**What to work on**
Print all the data, keeping every line exactly as it is.

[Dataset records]
------------------------------------------------------------------------
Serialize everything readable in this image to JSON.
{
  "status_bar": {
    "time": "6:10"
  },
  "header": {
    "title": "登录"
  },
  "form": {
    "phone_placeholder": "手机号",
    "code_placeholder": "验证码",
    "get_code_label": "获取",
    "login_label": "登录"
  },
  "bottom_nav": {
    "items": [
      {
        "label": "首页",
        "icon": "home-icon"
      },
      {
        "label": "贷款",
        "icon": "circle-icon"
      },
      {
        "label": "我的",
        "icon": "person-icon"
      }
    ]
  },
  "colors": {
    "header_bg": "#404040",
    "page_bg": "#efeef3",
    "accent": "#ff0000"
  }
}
------------------------------------------------------------------------
**Task response**
Serialize everything readable in this image to JSON.
{
  "status_bar": {
    "time": "6:10"
  },
  "header": {
    "title": "登录"
  },
  "form": {
    "phone_placeholder": "手机号",
    "code_placeholder": "验证码",
    "get_code_label": "获取",
    "login_label": "登录"
  },
  "bottom_nav": {
    "items": [
      {
        "label": "首页",
        "icon": "home-icon"
      },
      {
        "label": "贷款",
        "icon": "circle-icon"
      },
      {
        "label": "我的",
        "icon": "person-icon"
      }
    ]
  },
  "colors": {
    "header_bg": "#404040",
    "page_bg": "#efeef3",
    "accent": "#ff0000"
  }
}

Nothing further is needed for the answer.